▶ _Record extracts_
---
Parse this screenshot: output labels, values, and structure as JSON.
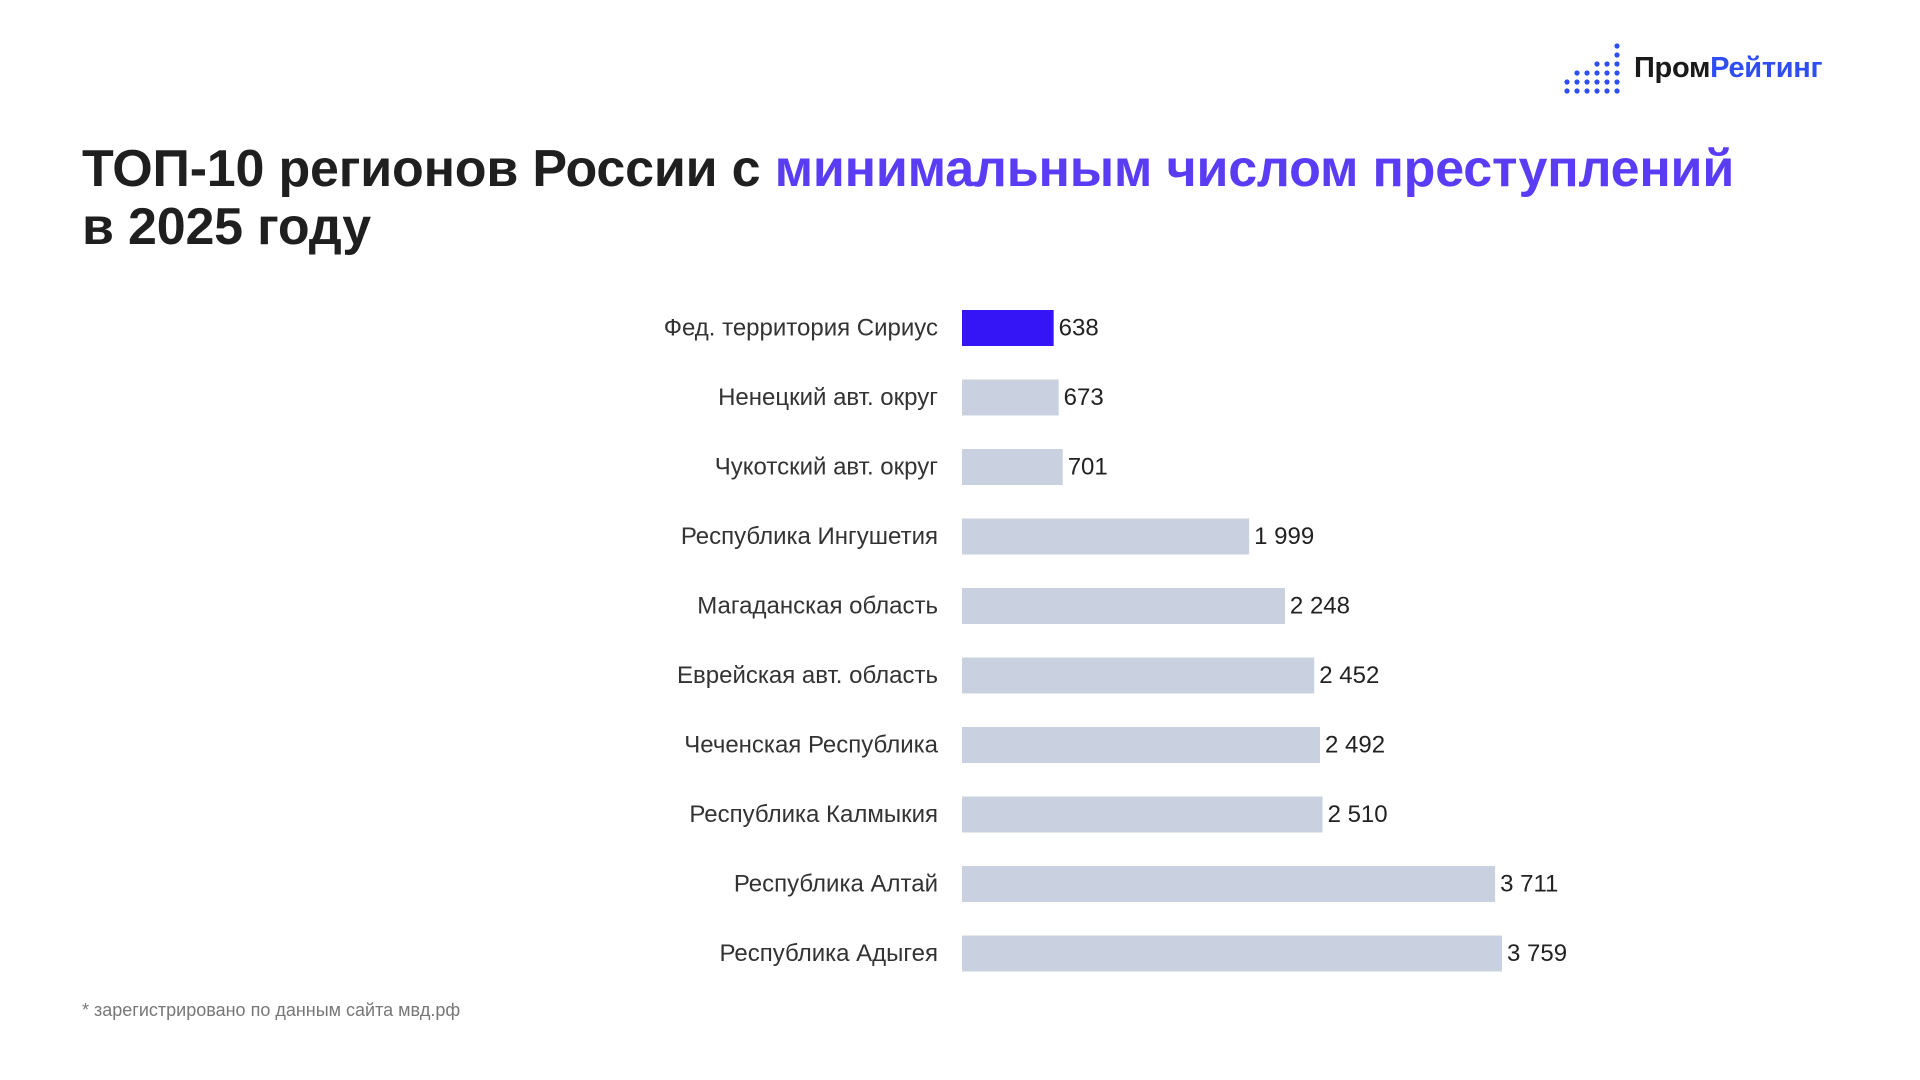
{
  "logo": {
    "name_part1": "Пром",
    "name_part2": "Рейтинг",
    "icon": "dot-grid-bars-icon"
  },
  "title": {
    "part1": "ТОП-10 регионов России с ",
    "highlight": "минимальным числом преступлений",
    "part2": " в 2025 году"
  },
  "footnote": "* зарегистрировано по данным сайта мвд.рф",
  "colors": {
    "highlight_bar": "#3514f5",
    "default_bar": "#c9d0df",
    "title_accent": "#5a3cf5",
    "logo_accent": "#2e4df2",
    "text": "#333333"
  },
  "chart_data": {
    "type": "bar",
    "orientation": "horizontal",
    "categories": [
      "Фед. территория Сириус",
      "Ненецкий авт. округ",
      "Чукотский авт. округ",
      "Республика Ингушетия",
      "Магаданская область",
      "Еврейская авт. область",
      "Чеченская Республика",
      "Республика Калмыкия",
      "Республика Алтай",
      "Республика Адыгея"
    ],
    "values": [
      638,
      673,
      701,
      1999,
      2248,
      2452,
      2492,
      2510,
      3711,
      3759
    ],
    "value_labels": [
      "638",
      "673",
      "701",
      "1 999",
      "2 248",
      "2 452",
      "2 492",
      "2 510",
      "3 711",
      "3 759"
    ],
    "highlight_index": 0,
    "xlim": [
      0,
      3759
    ],
    "grid": false,
    "axis_visible": false,
    "legend": "none"
  }
}
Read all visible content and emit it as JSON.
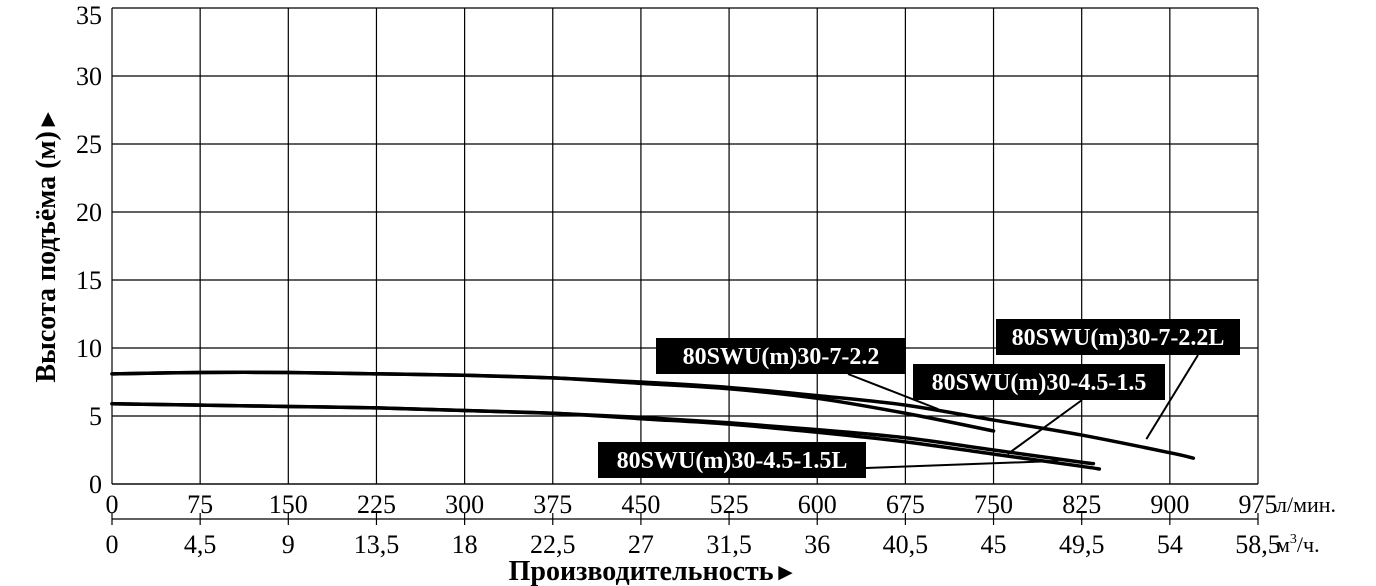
{
  "chart_data": {
    "type": "line",
    "title": "",
    "xlabel": "Производительность",
    "xlabel_arrow": "►",
    "ylabel": "Высота подъёма (м)",
    "ylabel_arrow": "►",
    "x_unit": "л/мин.",
    "x2_unit_base": "м",
    "x2_unit_sup": "3",
    "x2_unit_tail": "/ч.",
    "xlim": [
      0,
      975
    ],
    "ylim": [
      0,
      35
    ],
    "grid": true,
    "x_ticks": [
      "0",
      "75",
      "150",
      "225",
      "300",
      "375",
      "450",
      "525",
      "600",
      "675",
      "750",
      "825",
      "900",
      "975"
    ],
    "x2_ticks": [
      "0",
      "4,5",
      "9",
      "13,5",
      "18",
      "22,5",
      "27",
      "31,5",
      "36",
      "40,5",
      "45",
      "49,5",
      "54",
      "58,5"
    ],
    "y_ticks": [
      "0",
      "5",
      "10",
      "15",
      "20",
      "25",
      "30",
      "35"
    ],
    "series": [
      {
        "name": "80SWU(m)30-7-2.2",
        "x": [
          0,
          75,
          150,
          225,
          300,
          375,
          450,
          525,
          600,
          675,
          750
        ],
        "y": [
          8.1,
          8.2,
          8.2,
          8.1,
          8.0,
          7.8,
          7.4,
          7.0,
          6.3,
          5.2,
          3.9
        ]
      },
      {
        "name": "80SWU(m)30-7-2.2L",
        "x": [
          0,
          75,
          150,
          225,
          300,
          375,
          450,
          525,
          600,
          675,
          750,
          825,
          900,
          920
        ],
        "y": [
          8.1,
          8.2,
          8.2,
          8.1,
          8.0,
          7.8,
          7.5,
          7.1,
          6.5,
          5.8,
          4.7,
          3.6,
          2.3,
          1.9
        ]
      },
      {
        "name": "80SWU(m)30-4.5-1.5",
        "x": [
          0,
          75,
          150,
          225,
          300,
          375,
          450,
          525,
          600,
          675,
          750,
          825,
          835
        ],
        "y": [
          5.9,
          5.8,
          5.7,
          5.6,
          5.4,
          5.2,
          4.9,
          4.5,
          4.0,
          3.4,
          2.5,
          1.6,
          1.5
        ]
      },
      {
        "name": "80SWU(m)30-4.5-1.5L",
        "x": [
          0,
          75,
          150,
          225,
          300,
          375,
          450,
          525,
          600,
          675,
          750,
          825,
          840
        ],
        "y": [
          5.9,
          5.8,
          5.7,
          5.6,
          5.4,
          5.2,
          4.8,
          4.4,
          3.8,
          3.1,
          2.2,
          1.3,
          1.1
        ]
      }
    ],
    "annotations": [
      {
        "text": "80SWU(m)30-7-2.2",
        "target_x": 703,
        "target_y": 5.5
      },
      {
        "text": "80SWU(m)30-7-2.2L",
        "target_x": 880,
        "target_y": 3.3
      },
      {
        "text": "80SWU(m)30-4.5-1.5",
        "target_x": 762,
        "target_y": 2.2
      },
      {
        "text": "80SWU(m)30-4.5-1.5L",
        "target_x": 805,
        "target_y": 1.7
      }
    ]
  }
}
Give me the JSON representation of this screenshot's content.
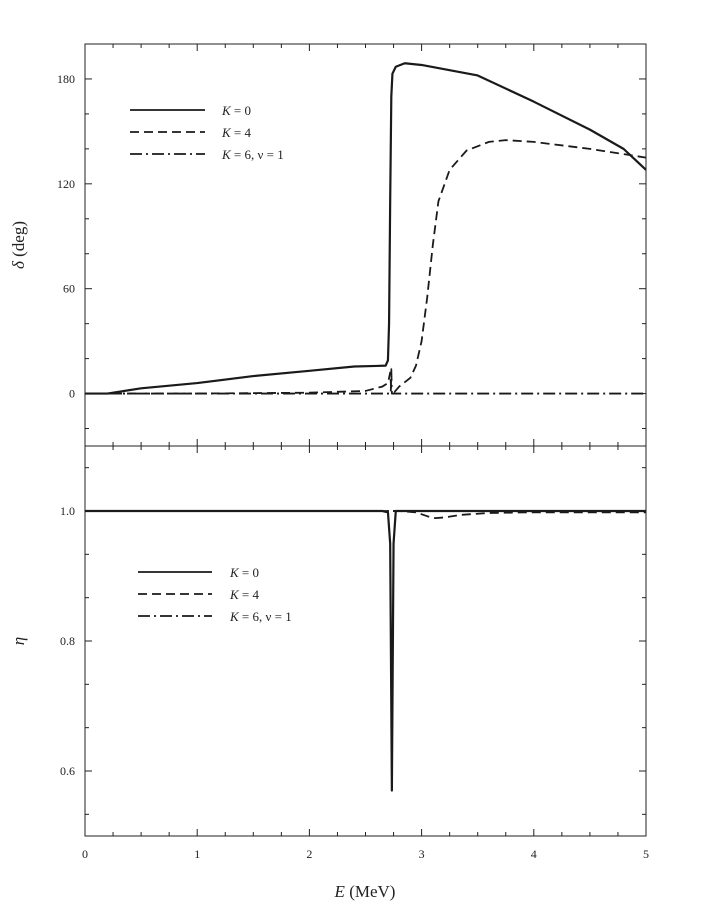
{
  "chart_data": {
    "type": "line",
    "panels": [
      {
        "id": "top",
        "ylabel_symbol": "δ",
        "ylabel_unit": " (deg)",
        "ylim": [
          -30,
          200
        ],
        "yticks": [
          0,
          60,
          120,
          180
        ],
        "ytick_labels": [
          "0",
          "60",
          "120",
          "180"
        ],
        "legend": [
          {
            "series": "K=0",
            "pre": "K",
            "post": " = 0",
            "dash": "solid"
          },
          {
            "series": "K=4",
            "pre": "K",
            "post": " = 4",
            "dash": "dashed"
          },
          {
            "series": "K=6",
            "pre": "K",
            "post": " = 6,  ν = 1",
            "dash": "dashdot"
          }
        ],
        "series": [
          {
            "name": "K = 0",
            "dash": "solid",
            "points": [
              [
                0,
                0
              ],
              [
                0.2,
                0
              ],
              [
                0.5,
                3
              ],
              [
                1.0,
                6
              ],
              [
                1.5,
                10
              ],
              [
                2.0,
                13
              ],
              [
                2.4,
                15.5
              ],
              [
                2.6,
                15.8
              ],
              [
                2.68,
                16
              ],
              [
                2.7,
                19
              ],
              [
                2.71,
                40
              ],
              [
                2.72,
                110
              ],
              [
                2.73,
                170
              ],
              [
                2.74,
                183
              ],
              [
                2.77,
                187
              ],
              [
                2.85,
                189
              ],
              [
                3.0,
                188
              ],
              [
                3.5,
                182
              ],
              [
                4.0,
                167
              ],
              [
                4.5,
                151
              ],
              [
                4.8,
                140
              ],
              [
                5.0,
                128
              ]
            ]
          },
          {
            "name": "K = 4",
            "dash": "dashed",
            "points": [
              [
                0,
                0
              ],
              [
                1.0,
                0
              ],
              [
                2.0,
                0.5
              ],
              [
                2.5,
                1.5
              ],
              [
                2.65,
                4
              ],
              [
                2.7,
                6
              ],
              [
                2.72,
                12
              ],
              [
                2.73,
                2
              ],
              [
                2.76,
                1
              ],
              [
                2.8,
                4
              ],
              [
                2.9,
                9
              ],
              [
                2.95,
                16
              ],
              [
                3.0,
                30
              ],
              [
                3.05,
                55
              ],
              [
                3.1,
                85
              ],
              [
                3.15,
                110
              ],
              [
                3.25,
                128
              ],
              [
                3.4,
                139
              ],
              [
                3.6,
                144
              ],
              [
                3.75,
                145
              ],
              [
                4.0,
                144
              ],
              [
                4.5,
                140
              ],
              [
                5.0,
                135
              ]
            ]
          },
          {
            "name": "K = 6, ν = 1",
            "dash": "dashdot",
            "points": [
              [
                0,
                0
              ],
              [
                2.7,
                0
              ],
              [
                2.725,
                0
              ],
              [
                2.73,
                14
              ],
              [
                2.735,
                0
              ],
              [
                5.0,
                0
              ]
            ]
          }
        ]
      },
      {
        "id": "bottom",
        "ylabel_symbol": "η",
        "ylabel_unit": "",
        "ylim": [
          0.5,
          1.1
        ],
        "yticks": [
          0.6,
          0.8,
          1.0
        ],
        "ytick_labels": [
          "0.6",
          "0.8",
          "1.0"
        ],
        "legend": [
          {
            "series": "K=0",
            "pre": "K",
            "post": " = 0",
            "dash": "solid"
          },
          {
            "series": "K=4",
            "pre": "K",
            "post": " = 4",
            "dash": "dashed"
          },
          {
            "series": "K=6",
            "pre": "K",
            "post": " = 6,  ν = 1",
            "dash": "dashdot"
          }
        ],
        "series": [
          {
            "name": "K = 0",
            "dash": "solid",
            "points": [
              [
                0,
                1.0
              ],
              [
                2.65,
                1.0
              ],
              [
                2.7,
                0.998
              ],
              [
                2.72,
                0.95
              ],
              [
                2.735,
                0.57
              ],
              [
                2.75,
                0.95
              ],
              [
                2.77,
                1.0
              ],
              [
                2.8,
                1.0
              ],
              [
                3.0,
                1.0
              ],
              [
                5.0,
                1.0
              ]
            ]
          },
          {
            "name": "K = 4",
            "dash": "dashed",
            "points": [
              [
                0,
                1.0
              ],
              [
                2.7,
                1.0
              ],
              [
                2.8,
                1.0
              ],
              [
                2.95,
                0.998
              ],
              [
                3.05,
                0.992
              ],
              [
                3.12,
                0.989
              ],
              [
                3.2,
                0.99
              ],
              [
                3.35,
                0.994
              ],
              [
                3.6,
                0.997
              ],
              [
                4.0,
                0.998
              ],
              [
                5.0,
                0.998
              ]
            ]
          },
          {
            "name": "K = 6, ν = 1",
            "dash": "dashdot",
            "points": [
              [
                0,
                1.0
              ],
              [
                5.0,
                1.0
              ]
            ]
          }
        ]
      }
    ],
    "x": {
      "label_symbol": "E",
      "label_unit": " (MeV)",
      "xlim": [
        0,
        5
      ],
      "ticks": [
        0,
        1,
        2,
        3,
        4,
        5
      ],
      "tick_labels": [
        "0",
        "1",
        "2",
        "3",
        "4",
        "5"
      ]
    }
  }
}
---
Track down all lines above with the string "округ" and copy them.

▶ _Task answer_
      "Ненецкий авт. округ",
      "Чукотский авт. округ",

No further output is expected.